# Problem to work on
Search the records for the word "Center" and pick out every line that has it.

# Source data
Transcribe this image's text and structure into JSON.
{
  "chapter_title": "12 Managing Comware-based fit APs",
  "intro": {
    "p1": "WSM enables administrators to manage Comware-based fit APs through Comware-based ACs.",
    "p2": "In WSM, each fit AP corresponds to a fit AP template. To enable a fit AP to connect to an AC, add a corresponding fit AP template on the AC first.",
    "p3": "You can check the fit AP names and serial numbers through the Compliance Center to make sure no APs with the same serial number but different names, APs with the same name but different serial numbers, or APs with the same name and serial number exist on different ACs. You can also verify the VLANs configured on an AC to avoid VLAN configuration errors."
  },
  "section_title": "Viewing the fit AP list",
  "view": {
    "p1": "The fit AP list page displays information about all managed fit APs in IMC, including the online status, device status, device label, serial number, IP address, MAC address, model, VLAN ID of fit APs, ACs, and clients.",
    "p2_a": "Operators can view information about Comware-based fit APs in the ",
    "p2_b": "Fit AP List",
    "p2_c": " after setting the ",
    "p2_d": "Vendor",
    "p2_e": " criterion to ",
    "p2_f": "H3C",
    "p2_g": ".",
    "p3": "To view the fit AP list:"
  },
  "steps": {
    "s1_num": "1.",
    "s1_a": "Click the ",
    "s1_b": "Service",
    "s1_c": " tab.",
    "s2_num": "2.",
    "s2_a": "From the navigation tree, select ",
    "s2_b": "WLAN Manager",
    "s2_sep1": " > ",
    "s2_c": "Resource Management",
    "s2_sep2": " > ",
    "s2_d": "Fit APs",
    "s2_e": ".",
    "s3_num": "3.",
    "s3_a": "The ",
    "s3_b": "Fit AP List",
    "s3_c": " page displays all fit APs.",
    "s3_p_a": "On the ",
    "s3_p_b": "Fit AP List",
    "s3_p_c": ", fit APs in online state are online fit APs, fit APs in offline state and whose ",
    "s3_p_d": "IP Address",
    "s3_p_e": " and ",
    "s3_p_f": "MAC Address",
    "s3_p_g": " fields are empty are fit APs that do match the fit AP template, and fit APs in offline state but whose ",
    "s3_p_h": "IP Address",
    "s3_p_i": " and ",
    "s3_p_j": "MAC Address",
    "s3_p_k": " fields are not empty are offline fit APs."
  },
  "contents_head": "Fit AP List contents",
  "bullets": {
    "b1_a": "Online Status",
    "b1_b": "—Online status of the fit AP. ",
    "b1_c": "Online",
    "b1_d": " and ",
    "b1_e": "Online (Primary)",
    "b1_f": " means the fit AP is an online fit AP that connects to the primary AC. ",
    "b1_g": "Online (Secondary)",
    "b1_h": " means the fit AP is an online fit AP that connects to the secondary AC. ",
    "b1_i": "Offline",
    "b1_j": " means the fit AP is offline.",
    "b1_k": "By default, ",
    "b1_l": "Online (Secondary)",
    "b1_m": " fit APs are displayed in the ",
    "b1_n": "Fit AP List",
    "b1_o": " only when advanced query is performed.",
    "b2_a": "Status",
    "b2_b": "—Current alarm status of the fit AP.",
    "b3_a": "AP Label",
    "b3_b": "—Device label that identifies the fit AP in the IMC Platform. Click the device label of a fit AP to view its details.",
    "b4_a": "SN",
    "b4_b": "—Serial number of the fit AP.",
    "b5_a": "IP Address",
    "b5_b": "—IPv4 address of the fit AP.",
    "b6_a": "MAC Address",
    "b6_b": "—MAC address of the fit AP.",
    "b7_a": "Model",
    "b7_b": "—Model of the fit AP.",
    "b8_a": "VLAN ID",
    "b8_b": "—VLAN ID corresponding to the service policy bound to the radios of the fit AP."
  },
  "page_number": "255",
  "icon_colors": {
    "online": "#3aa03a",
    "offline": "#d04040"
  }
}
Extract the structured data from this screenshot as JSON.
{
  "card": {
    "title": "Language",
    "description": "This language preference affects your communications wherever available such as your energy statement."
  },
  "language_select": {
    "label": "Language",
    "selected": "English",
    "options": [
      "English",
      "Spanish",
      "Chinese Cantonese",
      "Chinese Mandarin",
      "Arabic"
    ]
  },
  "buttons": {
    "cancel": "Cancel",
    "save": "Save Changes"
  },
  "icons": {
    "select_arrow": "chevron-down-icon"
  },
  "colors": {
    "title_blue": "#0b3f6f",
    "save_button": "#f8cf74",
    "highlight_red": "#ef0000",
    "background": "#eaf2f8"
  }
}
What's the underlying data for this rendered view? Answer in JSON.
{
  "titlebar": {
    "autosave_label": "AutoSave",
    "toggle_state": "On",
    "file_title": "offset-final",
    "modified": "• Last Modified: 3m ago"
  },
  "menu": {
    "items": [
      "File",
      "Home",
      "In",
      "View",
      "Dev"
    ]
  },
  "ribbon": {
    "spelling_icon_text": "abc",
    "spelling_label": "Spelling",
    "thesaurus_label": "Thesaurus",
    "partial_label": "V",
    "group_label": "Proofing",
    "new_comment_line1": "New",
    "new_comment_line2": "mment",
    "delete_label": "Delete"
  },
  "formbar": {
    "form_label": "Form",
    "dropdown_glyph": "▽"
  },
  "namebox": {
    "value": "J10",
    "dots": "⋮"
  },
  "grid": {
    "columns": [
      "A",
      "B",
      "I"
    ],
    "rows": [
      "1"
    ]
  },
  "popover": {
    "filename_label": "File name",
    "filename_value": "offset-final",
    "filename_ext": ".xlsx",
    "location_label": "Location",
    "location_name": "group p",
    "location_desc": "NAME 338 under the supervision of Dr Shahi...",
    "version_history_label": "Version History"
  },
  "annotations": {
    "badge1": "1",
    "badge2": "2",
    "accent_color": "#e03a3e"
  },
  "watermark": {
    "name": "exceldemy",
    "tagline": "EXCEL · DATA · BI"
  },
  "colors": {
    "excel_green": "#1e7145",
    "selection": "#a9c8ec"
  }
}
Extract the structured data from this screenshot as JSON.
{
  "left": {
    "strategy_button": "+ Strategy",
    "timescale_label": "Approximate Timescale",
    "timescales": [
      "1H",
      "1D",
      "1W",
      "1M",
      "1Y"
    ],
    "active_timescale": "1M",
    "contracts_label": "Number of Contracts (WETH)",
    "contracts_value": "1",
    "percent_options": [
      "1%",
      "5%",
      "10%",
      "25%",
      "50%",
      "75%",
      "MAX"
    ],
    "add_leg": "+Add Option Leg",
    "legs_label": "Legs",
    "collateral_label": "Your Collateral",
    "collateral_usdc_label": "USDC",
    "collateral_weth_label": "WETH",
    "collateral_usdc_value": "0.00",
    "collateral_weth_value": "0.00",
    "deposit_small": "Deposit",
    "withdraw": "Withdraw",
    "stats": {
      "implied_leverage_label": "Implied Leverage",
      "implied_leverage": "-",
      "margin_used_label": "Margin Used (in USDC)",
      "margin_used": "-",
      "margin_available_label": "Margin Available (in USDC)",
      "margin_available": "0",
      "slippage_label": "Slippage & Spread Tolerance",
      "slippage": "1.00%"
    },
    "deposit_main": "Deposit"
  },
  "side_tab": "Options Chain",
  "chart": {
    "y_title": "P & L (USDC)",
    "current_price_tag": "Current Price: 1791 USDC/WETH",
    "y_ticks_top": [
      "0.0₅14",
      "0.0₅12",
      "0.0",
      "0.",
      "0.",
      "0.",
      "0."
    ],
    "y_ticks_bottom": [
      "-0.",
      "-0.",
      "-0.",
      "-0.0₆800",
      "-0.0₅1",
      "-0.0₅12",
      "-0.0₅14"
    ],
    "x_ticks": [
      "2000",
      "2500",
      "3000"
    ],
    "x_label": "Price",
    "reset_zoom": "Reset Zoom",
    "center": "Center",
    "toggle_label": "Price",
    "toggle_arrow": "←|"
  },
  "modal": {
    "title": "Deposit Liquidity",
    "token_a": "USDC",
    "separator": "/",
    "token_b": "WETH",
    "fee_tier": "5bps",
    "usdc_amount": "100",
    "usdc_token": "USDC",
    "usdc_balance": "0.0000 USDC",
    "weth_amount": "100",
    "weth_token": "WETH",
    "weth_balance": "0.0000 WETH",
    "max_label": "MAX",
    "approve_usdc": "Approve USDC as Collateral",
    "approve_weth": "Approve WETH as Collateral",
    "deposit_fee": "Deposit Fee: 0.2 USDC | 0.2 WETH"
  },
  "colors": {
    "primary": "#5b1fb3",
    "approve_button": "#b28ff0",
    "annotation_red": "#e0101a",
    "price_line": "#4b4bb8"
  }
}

# Written solution
    "p3": "You can check the fit AP names and serial numbers through the Compliance Center to make sure no APs with the same serial number but different names, APs with the same name but different serial numbers, or APs with the same name and serial number exist on different ACs. You can also verify the VLANs configured on an AC to avoid VLAN configuration errors."
    "center": "Center",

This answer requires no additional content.